Text passage:
◇ ◇ ◇ ◇ ◇

For decades, he said, LDTs have been “comprehensively regulated” by FDA’s sister agency, the Centers for Medicaid and Medicare Services (CMS), state regulators, and “deemed authorities” such as the College of American Pathologists.
Mertz said that “by promulgating such sweeping regulatory changes through guidance, FDA bypasses the requirements of the Administrative Procedure Act... ACLA has long supported modernizing the current CLIA framework to keep pace with changing technology. This could be accomplished without duplicative regulation and cost, and without stifling innovation.”
He also said his association is worried that the agency has inadequate resources to review even a fraction of the thousands of LDTs.
Gregory Storch, who represented the Pan American Society for Clinical Virology and American Society for Microbiology at FDA’s workshop, said his clients are concerned that provisions in the draft guidance could seriously curtail LDTs for infectious diseases. “Most importantly,” he said, “premarket review would be prohibitive in terms of cost and regulatory infrastructure for most laboratories that develop and use infectious disease LDTs.”
Epstein Becker & Green attorney Bradley Merrill Thompson told the workshop that the LDT dilemma should be viewed in much the same way as FDA’s approach to pharmacy compounding—when does an LDT process merge into an IVD process that is regulated by the agency as manufacturing?
He suggested that FDA create a pharmacy compounding-like compliance policy guide to discern the difference between LDTs and IVDs made by industrialized laboratory companies that are manufacturing operations.
For example, Thompson continued, FDA could look at the equipment the lab is using and determine if it is engaged in processes that are more akin to manufacturing than lab services. FDA could also identify an already-available product on the market that the lab is mimicking that would make it an IVD and not an LDT, he explained.
“And you could look at the promotion,” Thompson said, adding that “FDA frequently goes after physicians engaged in the process of selling the use of medical devices (e.g. LASIK). FDA the last couple of years has gone after ophthalmologists for selling the procedure and over-promoting what LASIK can do. So FDA can look at the promotion of specific lab products instead of the services provided to discern the difference between legitimate lab services and IVD manufacturing, which would require FDA oversight.”
Large companies making LDTs on a high-volume basis welcomed FDA’s draft guidance. Their trade group, AdvaMedDX, sent executive director Andy Fish to the workshop to praise FDA for striking a good balance between patient safety and continued innovation in the industry.

◇ ◇ ◇ ◇ ◇

Task item: From the passage on FDA's draft guidance for laboratory-developed tests, reproduce word for word the stretch from "Epstein Becker &" through "agency as manufacturing?". The entries that come after this passage on FDA's draft guidance for laboratory-developed tests are separate material.

◇ ◇ ◇ ◇ ◇

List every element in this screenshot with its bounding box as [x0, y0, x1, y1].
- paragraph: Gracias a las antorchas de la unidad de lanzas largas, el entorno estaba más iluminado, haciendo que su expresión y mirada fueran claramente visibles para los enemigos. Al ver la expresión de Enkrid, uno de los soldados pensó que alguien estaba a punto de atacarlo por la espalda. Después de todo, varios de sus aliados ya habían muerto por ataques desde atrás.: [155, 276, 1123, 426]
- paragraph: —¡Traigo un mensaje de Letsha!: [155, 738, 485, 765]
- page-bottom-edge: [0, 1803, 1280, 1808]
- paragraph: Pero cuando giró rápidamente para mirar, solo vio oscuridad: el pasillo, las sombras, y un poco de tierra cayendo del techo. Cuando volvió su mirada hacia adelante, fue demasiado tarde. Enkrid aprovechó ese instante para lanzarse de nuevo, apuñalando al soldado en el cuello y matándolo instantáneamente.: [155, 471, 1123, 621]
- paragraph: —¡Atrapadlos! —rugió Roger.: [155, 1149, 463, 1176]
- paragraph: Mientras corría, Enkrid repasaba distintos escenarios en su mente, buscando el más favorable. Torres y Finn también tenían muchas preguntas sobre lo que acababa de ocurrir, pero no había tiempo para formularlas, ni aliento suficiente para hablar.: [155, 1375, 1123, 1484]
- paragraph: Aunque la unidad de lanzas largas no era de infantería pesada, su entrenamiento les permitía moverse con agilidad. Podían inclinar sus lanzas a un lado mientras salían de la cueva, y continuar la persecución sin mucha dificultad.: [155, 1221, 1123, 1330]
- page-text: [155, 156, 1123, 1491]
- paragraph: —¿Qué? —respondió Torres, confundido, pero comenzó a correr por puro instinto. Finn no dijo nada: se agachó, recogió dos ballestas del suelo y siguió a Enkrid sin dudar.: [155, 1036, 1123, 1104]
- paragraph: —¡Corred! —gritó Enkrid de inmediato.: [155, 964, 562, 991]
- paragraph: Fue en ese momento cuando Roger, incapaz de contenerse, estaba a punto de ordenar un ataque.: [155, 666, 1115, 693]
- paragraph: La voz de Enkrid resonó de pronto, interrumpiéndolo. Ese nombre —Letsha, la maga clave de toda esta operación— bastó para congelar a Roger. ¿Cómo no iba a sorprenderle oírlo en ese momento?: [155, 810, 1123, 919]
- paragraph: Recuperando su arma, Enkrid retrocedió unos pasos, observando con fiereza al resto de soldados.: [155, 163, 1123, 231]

◇ ◇ ◇ ◇ ◇

Output of the exercise:
Epstein Becker & Green attorney Bradley Merrill Thompson told the workshop that the LDT dilemma should be viewed in much the same way as FDA’s approach to pharmacy compounding—when does an LDT process merge into an IVD process that is regulated by the agency as manufacturing?